:: Stated problem ::
Write out every entry precisely as given, leaving the pictures out.

Records that describe figures:

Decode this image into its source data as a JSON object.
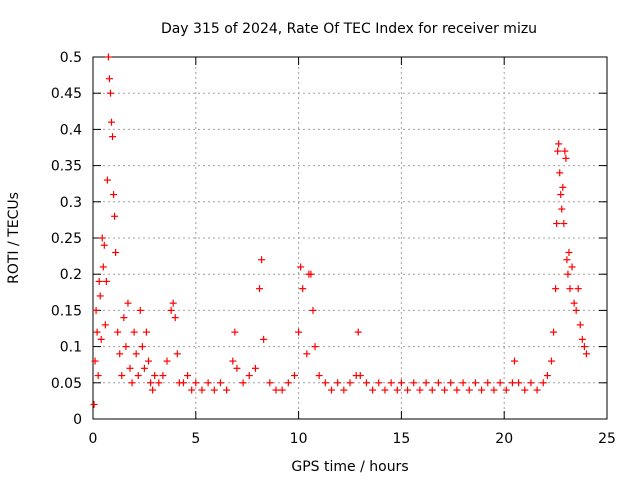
{
  "chart_data": {
    "type": "scatter",
    "title": "Day 315 of 2024, Rate Of TEC Index for receiver mizu",
    "xlabel": "GPS time / hours",
    "ylabel": "ROTI / TECUs",
    "xlim": [
      0,
      25
    ],
    "ylim": [
      0,
      0.5
    ],
    "xticks": [
      "0",
      "5",
      "10",
      "15",
      "20",
      "25"
    ],
    "yticks": [
      "0",
      "0.05",
      "0.1",
      "0.15",
      "0.2",
      "0.25",
      "0.3",
      "0.35",
      "0.4",
      "0.45",
      "0.5"
    ],
    "grid": true,
    "marker": "+",
    "color": "#ff0000",
    "series": [
      {
        "x": [
          0.05,
          0.1,
          0.15,
          0.2,
          0.25,
          0.3,
          0.35,
          0.4,
          0.45,
          0.5,
          0.55,
          0.6,
          0.65,
          0.7,
          0.75,
          0.8,
          0.85,
          0.9,
          0.95,
          1.0,
          1.05,
          1.1,
          1.2,
          1.3,
          1.4,
          1.5,
          1.6,
          1.7,
          1.8,
          1.9,
          2.0,
          2.1,
          2.2,
          2.3,
          2.4,
          2.5,
          2.6,
          2.7,
          2.8,
          2.9,
          3.0,
          3.2,
          3.4,
          3.6,
          3.8,
          3.9,
          4.0,
          4.1,
          4.2,
          4.4,
          4.6,
          4.8,
          5.0,
          5.3,
          5.6,
          5.9,
          6.2,
          6.5,
          6.8,
          6.9,
          7.0,
          7.3,
          7.6,
          7.9,
          8.1,
          8.2,
          8.3,
          8.6,
          8.9,
          9.2,
          9.5,
          9.8,
          10.0,
          10.1,
          10.2,
          10.4,
          10.5,
          10.6,
          10.7,
          10.8,
          11.0,
          11.3,
          11.6,
          11.9,
          12.2,
          12.5,
          12.8,
          12.9,
          13.0,
          13.3,
          13.6,
          13.9,
          14.2,
          14.5,
          14.8,
          15.0,
          15.3,
          15.6,
          15.9,
          16.2,
          16.5,
          16.8,
          17.1,
          17.4,
          17.7,
          18.0,
          18.3,
          18.6,
          18.9,
          19.2,
          19.5,
          19.8,
          20.1,
          20.4,
          20.5,
          20.7,
          21.0,
          21.3,
          21.6,
          21.9,
          22.1,
          22.3,
          22.4,
          22.5,
          22.55,
          22.6,
          22.65,
          22.7,
          22.75,
          22.8,
          22.85,
          22.9,
          22.95,
          23.0,
          23.05,
          23.1,
          23.15,
          23.2,
          23.3,
          23.4,
          23.5,
          23.6,
          23.7,
          23.8,
          23.9,
          24.0
        ],
        "y": [
          0.02,
          0.08,
          0.15,
          0.12,
          0.06,
          0.19,
          0.17,
          0.11,
          0.25,
          0.21,
          0.24,
          0.13,
          0.19,
          0.33,
          0.5,
          0.47,
          0.45,
          0.41,
          0.39,
          0.31,
          0.28,
          0.23,
          0.12,
          0.09,
          0.06,
          0.14,
          0.1,
          0.16,
          0.07,
          0.05,
          0.12,
          0.09,
          0.06,
          0.15,
          0.1,
          0.07,
          0.12,
          0.08,
          0.05,
          0.04,
          0.06,
          0.05,
          0.06,
          0.08,
          0.15,
          0.16,
          0.14,
          0.09,
          0.05,
          0.05,
          0.06,
          0.04,
          0.05,
          0.04,
          0.05,
          0.04,
          0.05,
          0.04,
          0.08,
          0.12,
          0.07,
          0.05,
          0.06,
          0.07,
          0.18,
          0.22,
          0.11,
          0.05,
          0.04,
          0.04,
          0.05,
          0.06,
          0.12,
          0.21,
          0.18,
          0.09,
          0.2,
          0.2,
          0.15,
          0.1,
          0.06,
          0.05,
          0.04,
          0.05,
          0.04,
          0.05,
          0.06,
          0.12,
          0.06,
          0.05,
          0.04,
          0.05,
          0.04,
          0.05,
          0.04,
          0.05,
          0.04,
          0.05,
          0.04,
          0.05,
          0.04,
          0.05,
          0.04,
          0.05,
          0.04,
          0.05,
          0.04,
          0.05,
          0.04,
          0.05,
          0.04,
          0.05,
          0.04,
          0.05,
          0.08,
          0.05,
          0.04,
          0.05,
          0.04,
          0.05,
          0.06,
          0.08,
          0.12,
          0.18,
          0.27,
          0.37,
          0.38,
          0.34,
          0.31,
          0.29,
          0.32,
          0.27,
          0.37,
          0.36,
          0.22,
          0.2,
          0.23,
          0.18,
          0.21,
          0.16,
          0.15,
          0.18,
          0.13,
          0.11,
          0.1,
          0.09
        ]
      }
    ]
  }
}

:: Correct result ::
Decode this image into its source data as a JSON object.
{
  "chart_data": {
    "type": "scatter",
    "title": "Day 315 of 2024, Rate Of TEC Index for receiver mizu",
    "xlabel": "GPS time / hours",
    "ylabel": "ROTI / TECUs",
    "xlim": [
      0,
      25
    ],
    "ylim": [
      0,
      0.5
    ],
    "xticks": [
      "0",
      "5",
      "10",
      "15",
      "20",
      "25"
    ],
    "yticks": [
      "0",
      "0.05",
      "0.1",
      "0.15",
      "0.2",
      "0.25",
      "0.3",
      "0.35",
      "0.4",
      "0.45",
      "0.5"
    ],
    "grid": true,
    "marker": "+",
    "color": "#ff0000",
    "series": [
      {
        "x": [
          0.05,
          0.1,
          0.15,
          0.2,
          0.25,
          0.3,
          0.35,
          0.4,
          0.45,
          0.5,
          0.55,
          0.6,
          0.65,
          0.7,
          0.75,
          0.8,
          0.85,
          0.9,
          0.95,
          1.0,
          1.05,
          1.1,
          1.2,
          1.3,
          1.4,
          1.5,
          1.6,
          1.7,
          1.8,
          1.9,
          2.0,
          2.1,
          2.2,
          2.3,
          2.4,
          2.5,
          2.6,
          2.7,
          2.8,
          2.9,
          3.0,
          3.2,
          3.4,
          3.6,
          3.8,
          3.9,
          4.0,
          4.1,
          4.2,
          4.4,
          4.6,
          4.8,
          5.0,
          5.3,
          5.6,
          5.9,
          6.2,
          6.5,
          6.8,
          6.9,
          7.0,
          7.3,
          7.6,
          7.9,
          8.1,
          8.2,
          8.3,
          8.6,
          8.9,
          9.2,
          9.5,
          9.8,
          10.0,
          10.1,
          10.2,
          10.4,
          10.5,
          10.6,
          10.7,
          10.8,
          11.0,
          11.3,
          11.6,
          11.9,
          12.2,
          12.5,
          12.8,
          12.9,
          13.0,
          13.3,
          13.6,
          13.9,
          14.2,
          14.5,
          14.8,
          15.0,
          15.3,
          15.6,
          15.9,
          16.2,
          16.5,
          16.8,
          17.1,
          17.4,
          17.7,
          18.0,
          18.3,
          18.6,
          18.9,
          19.2,
          19.5,
          19.8,
          20.1,
          20.4,
          20.5,
          20.7,
          21.0,
          21.3,
          21.6,
          21.9,
          22.1,
          22.3,
          22.4,
          22.5,
          22.55,
          22.6,
          22.65,
          22.7,
          22.75,
          22.8,
          22.85,
          22.9,
          22.95,
          23.0,
          23.05,
          23.1,
          23.15,
          23.2,
          23.3,
          23.4,
          23.5,
          23.6,
          23.7,
          23.8,
          23.9,
          24.0
        ],
        "y": [
          0.02,
          0.08,
          0.15,
          0.12,
          0.06,
          0.19,
          0.17,
          0.11,
          0.25,
          0.21,
          0.24,
          0.13,
          0.19,
          0.33,
          0.5,
          0.47,
          0.45,
          0.41,
          0.39,
          0.31,
          0.28,
          0.23,
          0.12,
          0.09,
          0.06,
          0.14,
          0.1,
          0.16,
          0.07,
          0.05,
          0.12,
          0.09,
          0.06,
          0.15,
          0.1,
          0.07,
          0.12,
          0.08,
          0.05,
          0.04,
          0.06,
          0.05,
          0.06,
          0.08,
          0.15,
          0.16,
          0.14,
          0.09,
          0.05,
          0.05,
          0.06,
          0.04,
          0.05,
          0.04,
          0.05,
          0.04,
          0.05,
          0.04,
          0.08,
          0.12,
          0.07,
          0.05,
          0.06,
          0.07,
          0.18,
          0.22,
          0.11,
          0.05,
          0.04,
          0.04,
          0.05,
          0.06,
          0.12,
          0.21,
          0.18,
          0.09,
          0.2,
          0.2,
          0.15,
          0.1,
          0.06,
          0.05,
          0.04,
          0.05,
          0.04,
          0.05,
          0.06,
          0.12,
          0.06,
          0.05,
          0.04,
          0.05,
          0.04,
          0.05,
          0.04,
          0.05,
          0.04,
          0.05,
          0.04,
          0.05,
          0.04,
          0.05,
          0.04,
          0.05,
          0.04,
          0.05,
          0.04,
          0.05,
          0.04,
          0.05,
          0.04,
          0.05,
          0.04,
          0.05,
          0.08,
          0.05,
          0.04,
          0.05,
          0.04,
          0.05,
          0.06,
          0.08,
          0.12,
          0.18,
          0.27,
          0.37,
          0.38,
          0.34,
          0.31,
          0.29,
          0.32,
          0.27,
          0.37,
          0.36,
          0.22,
          0.2,
          0.23,
          0.18,
          0.21,
          0.16,
          0.15,
          0.18,
          0.13,
          0.11,
          0.1,
          0.09
        ]
      }
    ]
  }
}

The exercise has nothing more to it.